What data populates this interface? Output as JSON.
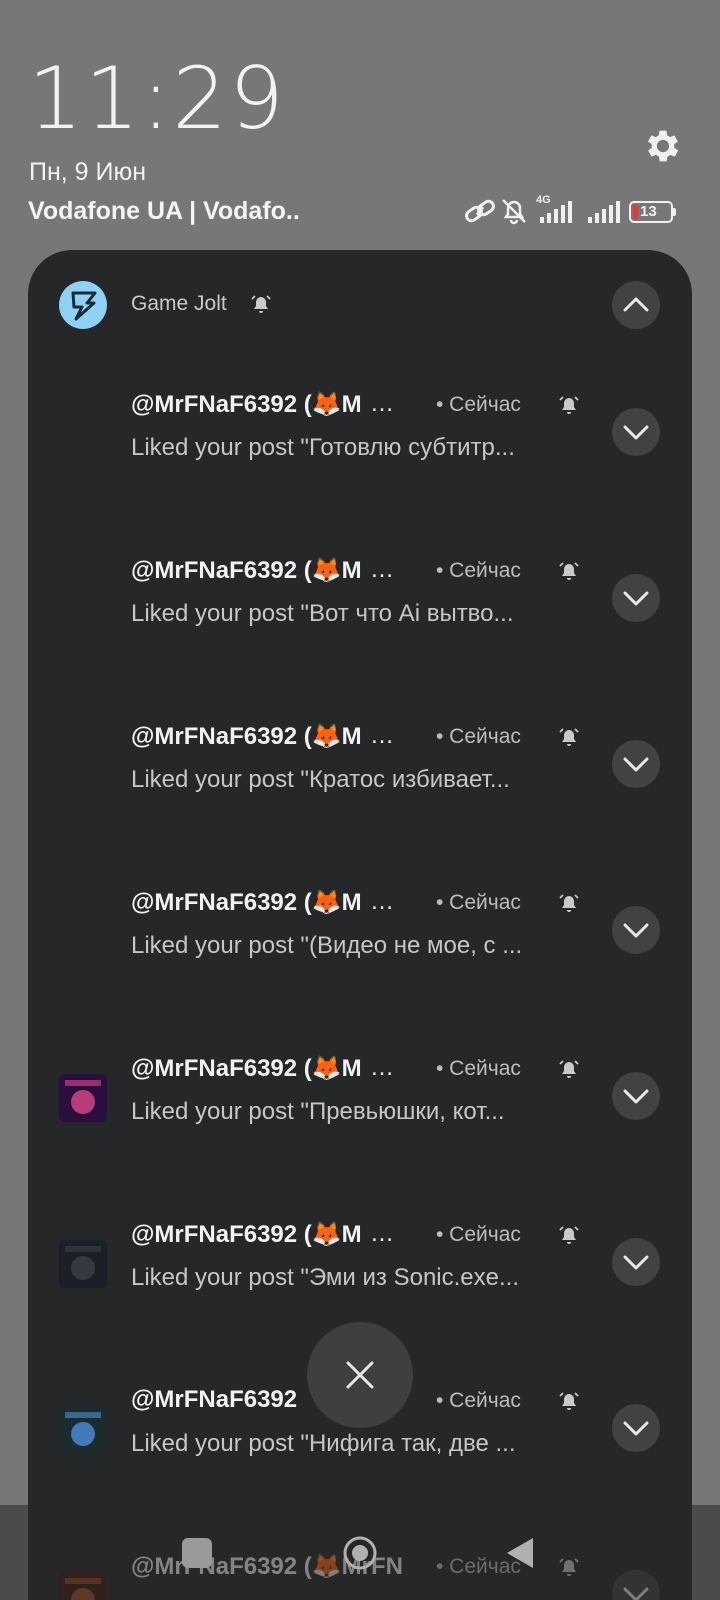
{
  "status": {
    "time": "11:29",
    "date": "Пн, 9 Июн",
    "carrier": "Vodafone UA | Vodafo..",
    "network_type": "4G",
    "battery_level": "13",
    "icons": [
      "link-icon",
      "bell-off-icon",
      "signal-4g-icon",
      "signal-icon",
      "battery-icon"
    ],
    "settings_icon": "gear-icon"
  },
  "app": {
    "name": "Game Jolt",
    "icon": "game-jolt-icon",
    "accent_color": "#8fd1f4"
  },
  "notifications": [
    {
      "title": "@MrFNaF6392 (🦊M",
      "ellipsis": "…",
      "time": "• Сейчас",
      "body": "Liked your post \"Готовлю субтитр...",
      "thumb": "none"
    },
    {
      "title": "@MrFNaF6392 (🦊M",
      "ellipsis": "…",
      "time": "• Сейчас",
      "body": "Liked your post \"Вот что Ai вытво...",
      "thumb": "none"
    },
    {
      "title": "@MrFNaF6392 (🦊M",
      "ellipsis": "…",
      "time": "• Сейчас",
      "body": "Liked your post \"Кратос избивает...",
      "thumb": "none"
    },
    {
      "title": "@MrFNaF6392 (🦊M",
      "ellipsis": "…",
      "time": "• Сейчас",
      "body": "Liked your post \"(Видео не мое, с ...",
      "thumb": "none"
    },
    {
      "title": "@MrFNaF6392 (🦊M",
      "ellipsis": "…",
      "time": "• Сейчас",
      "body": "Liked your post \"Превьюшки, кот...",
      "thumb": "purple"
    },
    {
      "title": "@MrFNaF6392 (🦊M",
      "ellipsis": "…",
      "time": "• Сейчас",
      "body": "Liked your post \"Эми из Sonic.exe...",
      "thumb": "dark"
    },
    {
      "title": "@MrFNaF6392",
      "ellipsis": "…",
      "time": "• Сейчас",
      "body": "Liked your post \"Нифига так, две ...",
      "thumb": "teal"
    },
    {
      "title": "@MrFNaF6392 (🦊MrFN",
      "ellipsis": "",
      "time": "• Сейчас",
      "body": "",
      "thumb": "orange"
    }
  ],
  "buttons": {
    "close": "×"
  }
}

§ Task brief
Give every record back exactly as it reads, with no images.

§ Exercise result
What data populates this interface? Output as JSON.
{
  "status": {
    "time": "11:29",
    "date": "Пн, 9 Июн",
    "carrier": "Vodafone UA | Vodafo..",
    "network_type": "4G",
    "battery_level": "13",
    "icons": [
      "link-icon",
      "bell-off-icon",
      "signal-4g-icon",
      "signal-icon",
      "battery-icon"
    ],
    "settings_icon": "gear-icon"
  },
  "app": {
    "name": "Game Jolt",
    "icon": "game-jolt-icon",
    "accent_color": "#8fd1f4"
  },
  "notifications": [
    {
      "title": "@MrFNaF6392 (🦊M",
      "ellipsis": "…",
      "time": "• Сейчас",
      "body": "Liked your post \"Готовлю субтитр...",
      "thumb": "none"
    },
    {
      "title": "@MrFNaF6392 (🦊M",
      "ellipsis": "…",
      "time": "• Сейчас",
      "body": "Liked your post \"Вот что Ai вытво...",
      "thumb": "none"
    },
    {
      "title": "@MrFNaF6392 (🦊M",
      "ellipsis": "…",
      "time": "• Сейчас",
      "body": "Liked your post \"Кратос избивает...",
      "thumb": "none"
    },
    {
      "title": "@MrFNaF6392 (🦊M",
      "ellipsis": "…",
      "time": "• Сейчас",
      "body": "Liked your post \"(Видео не мое, с ...",
      "thumb": "none"
    },
    {
      "title": "@MrFNaF6392 (🦊M",
      "ellipsis": "…",
      "time": "• Сейчас",
      "body": "Liked your post \"Превьюшки, кот...",
      "thumb": "purple"
    },
    {
      "title": "@MrFNaF6392 (🦊M",
      "ellipsis": "…",
      "time": "• Сейчас",
      "body": "Liked your post \"Эми из Sonic.exe...",
      "thumb": "dark"
    },
    {
      "title": "@MrFNaF6392",
      "ellipsis": "…",
      "time": "• Сейчас",
      "body": "Liked your post \"Нифига так, две ...",
      "thumb": "teal"
    },
    {
      "title": "@MrFNaF6392 (🦊MrFN",
      "ellipsis": "",
      "time": "• Сейчас",
      "body": "",
      "thumb": "orange"
    }
  ],
  "buttons": {
    "close": "×"
  }
}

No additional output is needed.